> 問題文
パナソニック採用責任者へのインタビュー記事から、「世の中をとりまく環境やテクノ」から「ことに危機感を感じています」」までの部分を一字一句変えずに返せ。

> 出典
+ + + + + + +

「一人ひとりの学生の未来を信じ、徹底的に個に向き合いたい」
~自身も大学生の子を持つパナソニック採用責任者が描くこれからのキャリア選択の在り方~
Sponsored
現在の就職活動の原型が出来たのは1960年。それから約60年が経った。
世の中をとりまく環境やテクノロジーはアップデートされているが、果たして就職活動はアップデートされているだろうか。
日本の大学生が置かれている「キャリア選択をする上でのアンフェアな環境」に対し危機感を持ち、変革を起こそうと奔走している採用責任者がいる。
パナソニックの採用責任者 萬田弘樹氏である。
そんな萬田氏は、どのように現在の「パナソニックから日本の採用変革を起こしたい」という自らのミッションにたどり着いたのか。
今回のインタビューでは、同氏が率いるチームのメンバーである河野安里沙氏も参加。メンバーの目から見た質問も交え、萬田氏の採用への想いを聞いてみた。
- PHOTO BY TOMOKO HANAI
漫画『ONE PIECE』のようにそれぞれの強みを磨き、世界中の仲間を集めよ!
「日本の大学生がキャリア選択をする上で、半ば強制的にアンフェアな環境に置かれていることに危機感を感じています」
採用の最前線に立ち、海外での経験も豊富な萬田氏の頭には、常にこの危機意識がある。

+ + + + + + +

> データ抜粋
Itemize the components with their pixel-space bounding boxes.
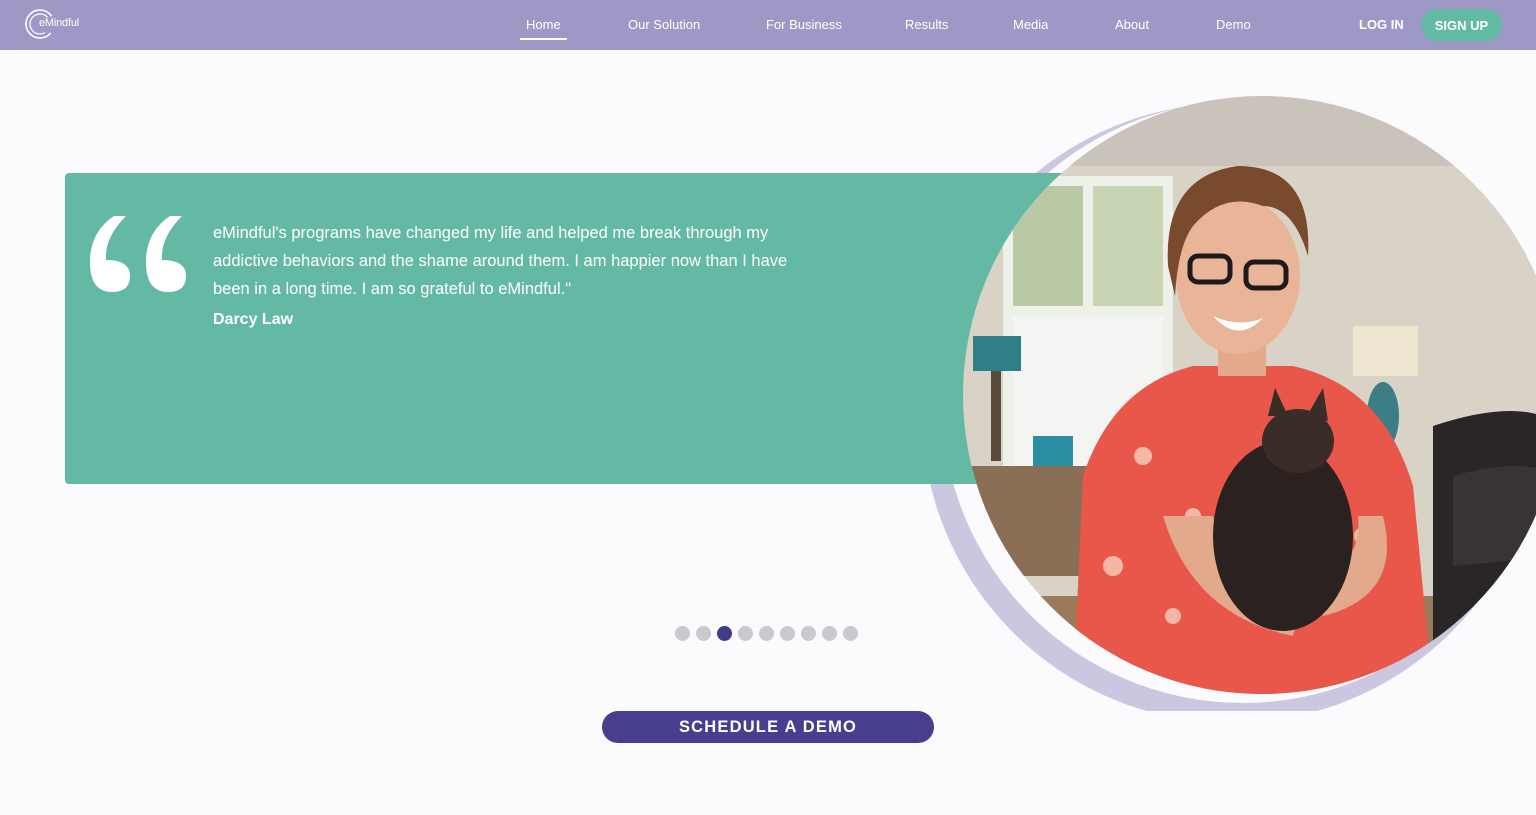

+ + + + + + +

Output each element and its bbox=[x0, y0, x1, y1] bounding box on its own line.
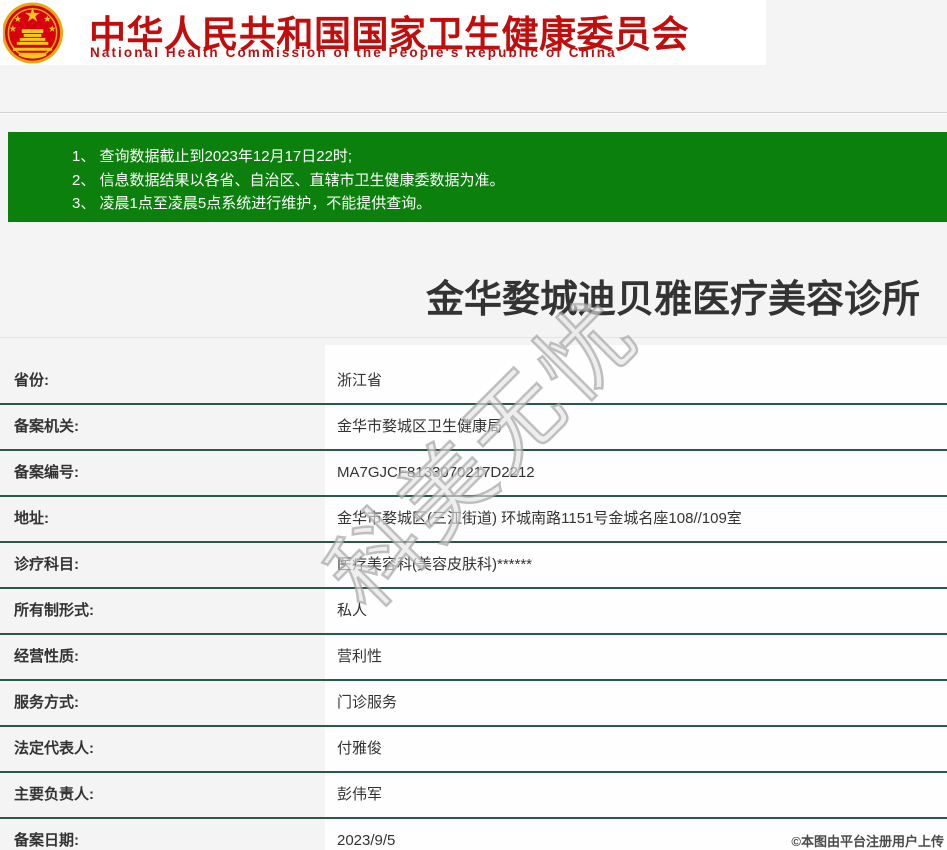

+ + + + + + +

> 解答
世の中をとりまく環境やテクノロジーはアップデートされているが、果たして就職活動はアップデートされているだろうか。
日本の大学生が置かれている「キャリア選択をする上でのアンフェアな環境」に対し危機感を持ち、変革を起こそうと奔走している採用責任者がいる。
パナソニックの採用責任者 萬田弘樹氏である。
そんな萬田氏は、どのように現在の「パナソニックから日本の採用変革を起こしたい」という自らのミッションにたどり着いたのか。
今回のインタビューでは、同氏が率いるチームのメンバーである河野安里沙氏も参加。メンバーの目から見た質問も交え、萬田氏の採用への想いを聞いてみた。
- PHOTO BY TOMOKO HANAI
漫画『ONE PIECE』のようにそれぞれの強みを磨き、世界中の仲間を集めよ!
「日本の大学生がキャリア選択をする上で、半ば強制的にアンフェアな環境に置かれていることに危機感を感じています」